Task:
Examine each line of the data. Copy those that contain the string "JSON".
* start Data supplied *
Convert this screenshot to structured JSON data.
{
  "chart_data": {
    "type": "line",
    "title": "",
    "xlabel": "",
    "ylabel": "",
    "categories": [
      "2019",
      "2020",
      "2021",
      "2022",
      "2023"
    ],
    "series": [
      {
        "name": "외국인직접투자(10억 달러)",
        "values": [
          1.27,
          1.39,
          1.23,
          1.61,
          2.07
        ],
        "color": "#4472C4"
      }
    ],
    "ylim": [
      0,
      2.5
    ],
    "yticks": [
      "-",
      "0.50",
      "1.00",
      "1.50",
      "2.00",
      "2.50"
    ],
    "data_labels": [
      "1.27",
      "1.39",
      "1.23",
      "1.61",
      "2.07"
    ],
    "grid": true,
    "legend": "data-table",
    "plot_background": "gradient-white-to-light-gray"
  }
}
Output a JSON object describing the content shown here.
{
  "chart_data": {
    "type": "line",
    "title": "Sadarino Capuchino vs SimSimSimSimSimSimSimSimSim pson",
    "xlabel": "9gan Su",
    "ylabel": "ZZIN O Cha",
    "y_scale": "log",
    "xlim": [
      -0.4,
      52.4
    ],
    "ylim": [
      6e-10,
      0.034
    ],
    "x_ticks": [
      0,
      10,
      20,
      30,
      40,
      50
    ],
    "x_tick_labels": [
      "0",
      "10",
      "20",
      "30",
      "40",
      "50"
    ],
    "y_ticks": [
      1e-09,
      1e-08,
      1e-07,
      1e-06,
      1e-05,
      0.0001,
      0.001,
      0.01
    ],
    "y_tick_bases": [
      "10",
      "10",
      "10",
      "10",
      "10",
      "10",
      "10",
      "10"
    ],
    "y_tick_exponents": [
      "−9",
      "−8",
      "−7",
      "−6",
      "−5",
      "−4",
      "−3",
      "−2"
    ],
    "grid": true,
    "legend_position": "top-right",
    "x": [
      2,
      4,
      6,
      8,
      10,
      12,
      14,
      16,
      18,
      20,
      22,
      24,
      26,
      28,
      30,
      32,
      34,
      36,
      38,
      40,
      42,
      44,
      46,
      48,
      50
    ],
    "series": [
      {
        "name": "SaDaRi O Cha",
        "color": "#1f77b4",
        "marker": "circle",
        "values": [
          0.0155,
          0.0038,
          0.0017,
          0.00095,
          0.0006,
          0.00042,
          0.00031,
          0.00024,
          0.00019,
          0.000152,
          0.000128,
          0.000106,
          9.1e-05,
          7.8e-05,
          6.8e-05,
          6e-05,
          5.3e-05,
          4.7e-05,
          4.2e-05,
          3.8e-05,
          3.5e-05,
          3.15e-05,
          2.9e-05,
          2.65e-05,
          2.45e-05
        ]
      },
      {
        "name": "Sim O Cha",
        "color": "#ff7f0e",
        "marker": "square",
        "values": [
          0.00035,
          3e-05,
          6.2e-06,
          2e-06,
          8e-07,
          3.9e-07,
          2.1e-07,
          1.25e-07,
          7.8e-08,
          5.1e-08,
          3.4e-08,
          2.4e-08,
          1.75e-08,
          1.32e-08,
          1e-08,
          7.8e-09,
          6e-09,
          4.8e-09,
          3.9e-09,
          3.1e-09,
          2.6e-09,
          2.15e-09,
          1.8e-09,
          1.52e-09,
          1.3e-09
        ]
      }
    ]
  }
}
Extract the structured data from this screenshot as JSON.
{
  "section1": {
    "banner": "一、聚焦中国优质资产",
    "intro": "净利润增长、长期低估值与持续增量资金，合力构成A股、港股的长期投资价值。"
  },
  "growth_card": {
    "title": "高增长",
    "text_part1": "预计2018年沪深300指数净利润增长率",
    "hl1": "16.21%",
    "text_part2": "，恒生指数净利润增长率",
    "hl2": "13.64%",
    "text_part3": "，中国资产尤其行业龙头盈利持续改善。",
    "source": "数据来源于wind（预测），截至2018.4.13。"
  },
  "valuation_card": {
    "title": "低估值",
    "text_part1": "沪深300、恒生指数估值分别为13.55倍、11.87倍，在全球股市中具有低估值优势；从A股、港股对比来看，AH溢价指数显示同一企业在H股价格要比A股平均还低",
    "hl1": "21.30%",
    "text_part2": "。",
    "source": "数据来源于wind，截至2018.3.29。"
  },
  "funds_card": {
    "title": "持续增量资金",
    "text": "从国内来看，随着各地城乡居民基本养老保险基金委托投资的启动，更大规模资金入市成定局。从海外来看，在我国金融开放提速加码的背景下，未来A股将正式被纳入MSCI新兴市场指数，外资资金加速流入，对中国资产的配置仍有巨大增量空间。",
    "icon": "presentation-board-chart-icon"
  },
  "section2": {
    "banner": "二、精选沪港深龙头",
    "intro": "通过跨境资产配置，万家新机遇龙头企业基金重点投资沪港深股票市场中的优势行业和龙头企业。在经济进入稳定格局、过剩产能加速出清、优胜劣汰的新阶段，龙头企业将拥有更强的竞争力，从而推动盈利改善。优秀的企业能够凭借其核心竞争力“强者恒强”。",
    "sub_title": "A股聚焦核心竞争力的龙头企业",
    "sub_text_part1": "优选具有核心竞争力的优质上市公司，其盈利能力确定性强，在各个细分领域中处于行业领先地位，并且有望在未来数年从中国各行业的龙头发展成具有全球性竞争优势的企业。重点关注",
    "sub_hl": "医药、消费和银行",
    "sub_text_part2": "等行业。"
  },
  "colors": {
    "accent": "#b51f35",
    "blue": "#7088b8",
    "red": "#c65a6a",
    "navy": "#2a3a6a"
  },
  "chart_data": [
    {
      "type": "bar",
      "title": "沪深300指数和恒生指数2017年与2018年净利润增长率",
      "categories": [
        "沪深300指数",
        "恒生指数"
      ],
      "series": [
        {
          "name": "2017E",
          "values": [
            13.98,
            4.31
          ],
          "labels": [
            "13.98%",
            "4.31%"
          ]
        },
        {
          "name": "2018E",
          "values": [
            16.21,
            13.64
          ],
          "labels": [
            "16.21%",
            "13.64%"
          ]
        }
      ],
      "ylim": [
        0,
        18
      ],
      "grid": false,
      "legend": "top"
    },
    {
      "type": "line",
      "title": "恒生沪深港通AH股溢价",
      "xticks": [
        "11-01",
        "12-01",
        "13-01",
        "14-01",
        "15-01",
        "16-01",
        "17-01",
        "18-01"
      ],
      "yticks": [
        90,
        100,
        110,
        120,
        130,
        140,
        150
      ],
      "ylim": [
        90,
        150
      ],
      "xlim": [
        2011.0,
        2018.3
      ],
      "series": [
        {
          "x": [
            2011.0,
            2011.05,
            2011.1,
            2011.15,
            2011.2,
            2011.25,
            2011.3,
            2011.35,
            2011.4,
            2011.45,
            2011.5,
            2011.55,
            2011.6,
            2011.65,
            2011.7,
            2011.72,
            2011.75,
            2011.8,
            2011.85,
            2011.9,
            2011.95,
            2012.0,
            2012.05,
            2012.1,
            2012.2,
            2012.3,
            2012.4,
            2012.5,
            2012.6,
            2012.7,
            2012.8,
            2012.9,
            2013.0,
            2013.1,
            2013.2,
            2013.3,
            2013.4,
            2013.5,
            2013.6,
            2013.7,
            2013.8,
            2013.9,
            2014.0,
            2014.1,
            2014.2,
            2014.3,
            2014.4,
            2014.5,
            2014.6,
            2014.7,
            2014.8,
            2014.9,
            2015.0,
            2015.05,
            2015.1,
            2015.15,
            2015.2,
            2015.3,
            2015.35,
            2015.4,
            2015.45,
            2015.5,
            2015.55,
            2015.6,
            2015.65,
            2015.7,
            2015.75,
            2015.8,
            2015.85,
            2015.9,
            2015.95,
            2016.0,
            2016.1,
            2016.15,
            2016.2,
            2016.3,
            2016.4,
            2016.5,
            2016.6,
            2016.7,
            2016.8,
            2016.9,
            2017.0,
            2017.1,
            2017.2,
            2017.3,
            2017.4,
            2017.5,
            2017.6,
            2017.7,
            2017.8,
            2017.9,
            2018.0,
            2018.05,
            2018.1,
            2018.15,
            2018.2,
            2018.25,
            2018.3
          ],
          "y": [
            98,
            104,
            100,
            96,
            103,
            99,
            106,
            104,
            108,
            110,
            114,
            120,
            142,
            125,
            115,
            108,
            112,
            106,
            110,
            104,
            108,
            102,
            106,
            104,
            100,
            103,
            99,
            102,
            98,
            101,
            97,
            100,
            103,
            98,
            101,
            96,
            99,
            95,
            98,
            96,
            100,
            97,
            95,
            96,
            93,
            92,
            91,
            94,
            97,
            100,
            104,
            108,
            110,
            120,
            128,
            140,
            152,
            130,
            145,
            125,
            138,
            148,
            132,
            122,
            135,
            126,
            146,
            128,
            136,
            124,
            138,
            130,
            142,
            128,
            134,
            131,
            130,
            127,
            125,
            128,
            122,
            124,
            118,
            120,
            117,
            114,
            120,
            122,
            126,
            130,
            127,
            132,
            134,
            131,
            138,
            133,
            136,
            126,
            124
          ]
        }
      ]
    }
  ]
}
* end Data supplied *
Exercise response:
Convert this screenshot to structured JSON data.
Output a JSON object describing the content shown here.
Extract the structured data from this screenshot as JSON.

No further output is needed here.